All of the records listed below should be retyped exactly.
* start *
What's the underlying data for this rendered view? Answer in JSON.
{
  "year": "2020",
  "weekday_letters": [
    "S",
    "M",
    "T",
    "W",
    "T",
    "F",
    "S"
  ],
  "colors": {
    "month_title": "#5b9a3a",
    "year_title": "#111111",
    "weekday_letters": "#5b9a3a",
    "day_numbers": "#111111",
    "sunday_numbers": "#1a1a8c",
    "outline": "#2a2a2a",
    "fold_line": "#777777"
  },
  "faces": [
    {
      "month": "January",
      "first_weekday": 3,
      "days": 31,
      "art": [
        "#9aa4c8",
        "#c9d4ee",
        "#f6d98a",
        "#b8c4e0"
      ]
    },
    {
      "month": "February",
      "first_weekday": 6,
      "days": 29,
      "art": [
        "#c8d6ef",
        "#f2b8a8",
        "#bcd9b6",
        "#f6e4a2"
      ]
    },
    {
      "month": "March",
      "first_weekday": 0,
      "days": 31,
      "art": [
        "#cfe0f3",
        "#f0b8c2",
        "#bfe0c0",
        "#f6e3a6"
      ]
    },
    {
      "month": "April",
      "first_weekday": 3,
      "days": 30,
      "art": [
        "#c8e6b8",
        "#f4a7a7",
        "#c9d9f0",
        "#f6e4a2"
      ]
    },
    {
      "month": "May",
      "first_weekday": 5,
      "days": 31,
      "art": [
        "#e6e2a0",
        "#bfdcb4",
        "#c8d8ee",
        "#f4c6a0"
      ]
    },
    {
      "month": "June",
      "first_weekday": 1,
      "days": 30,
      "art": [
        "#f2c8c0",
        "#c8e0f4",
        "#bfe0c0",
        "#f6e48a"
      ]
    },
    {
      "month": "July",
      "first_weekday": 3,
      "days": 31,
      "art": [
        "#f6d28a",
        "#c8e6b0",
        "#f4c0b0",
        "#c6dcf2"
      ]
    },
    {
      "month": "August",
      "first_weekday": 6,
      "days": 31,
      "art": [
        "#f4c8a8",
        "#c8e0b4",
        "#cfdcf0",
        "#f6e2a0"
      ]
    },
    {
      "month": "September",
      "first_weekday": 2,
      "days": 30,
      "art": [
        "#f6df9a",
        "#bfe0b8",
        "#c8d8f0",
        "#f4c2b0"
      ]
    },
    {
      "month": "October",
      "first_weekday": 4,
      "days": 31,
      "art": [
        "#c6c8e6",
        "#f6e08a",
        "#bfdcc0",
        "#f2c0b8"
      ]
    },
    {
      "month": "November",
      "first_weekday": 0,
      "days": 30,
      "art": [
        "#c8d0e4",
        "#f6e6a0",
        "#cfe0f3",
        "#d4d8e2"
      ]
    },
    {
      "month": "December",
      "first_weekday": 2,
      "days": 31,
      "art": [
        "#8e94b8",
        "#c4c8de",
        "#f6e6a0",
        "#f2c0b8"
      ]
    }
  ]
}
* end *
TASK RESULT:
What's the underlying data for this rendered view? Answer in JSON.
{
  "year": "2020",
  "weekday_letters": [
    "S",
    "M",
    "T",
    "W",
    "T",
    "F",
    "S"
  ],
  "colors": {
    "month_title": "#5b9a3a",
    "year_title": "#111111",
    "weekday_letters": "#5b9a3a",
    "day_numbers": "#111111",
    "sunday_numbers": "#1a1a8c",
    "outline": "#2a2a2a",
    "fold_line": "#777777"
  },
  "faces": [
    {
      "month": "January",
      "first_weekday": 3,
      "days": 31,
      "art": [
        "#9aa4c8",
        "#c9d4ee",
        "#f6d98a",
        "#b8c4e0"
      ]
    },
    {
      "month": "February",
      "first_weekday": 6,
      "days": 29,
      "art": [
        "#c8d6ef",
        "#f2b8a8",
        "#bcd9b6",
        "#f6e4a2"
      ]
    },
    {
      "month": "March",
      "first_weekday": 0,
      "days": 31,
      "art": [
        "#cfe0f3",
        "#f0b8c2",
        "#bfe0c0",
        "#f6e3a6"
      ]
    },
    {
      "month": "April",
      "first_weekday": 3,
      "days": 30,
      "art": [
        "#c8e6b8",
        "#f4a7a7",
        "#c9d9f0",
        "#f6e4a2"
      ]
    },
    {
      "month": "May",
      "first_weekday": 5,
      "days": 31,
      "art": [
        "#e6e2a0",
        "#bfdcb4",
        "#c8d8ee",
        "#f4c6a0"
      ]
    },
    {
      "month": "June",
      "first_weekday": 1,
      "days": 30,
      "art": [
        "#f2c8c0",
        "#c8e0f4",
        "#bfe0c0",
        "#f6e48a"
      ]
    },
    {
      "month": "July",
      "first_weekday": 3,
      "days": 31,
      "art": [
        "#f6d28a",
        "#c8e6b0",
        "#f4c0b0",
        "#c6dcf2"
      ]
    },
    {
      "month": "August",
      "first_weekday": 6,
      "days": 31,
      "art": [
        "#f4c8a8",
        "#c8e0b4",
        "#cfdcf0",
        "#f6e2a0"
      ]
    },
    {
      "month": "September",
      "first_weekday": 2,
      "days": 30,
      "art": [
        "#f6df9a",
        "#bfe0b8",
        "#c8d8f0",
        "#f4c2b0"
      ]
    },
    {
      "month": "October",
      "first_weekday": 4,
      "days": 31,
      "art": [
        "#c6c8e6",
        "#f6e08a",
        "#bfdcc0",
        "#f2c0b8"
      ]
    },
    {
      "month": "November",
      "first_weekday": 0,
      "days": 30,
      "art": [
        "#c8d0e4",
        "#f6e6a0",
        "#cfe0f3",
        "#d4d8e2"
      ]
    },
    {
      "month": "December",
      "first_weekday": 2,
      "days": 31,
      "art": [
        "#8e94b8",
        "#c4c8de",
        "#f6e6a0",
        "#f2c0b8"
      ]
    }
  ]
}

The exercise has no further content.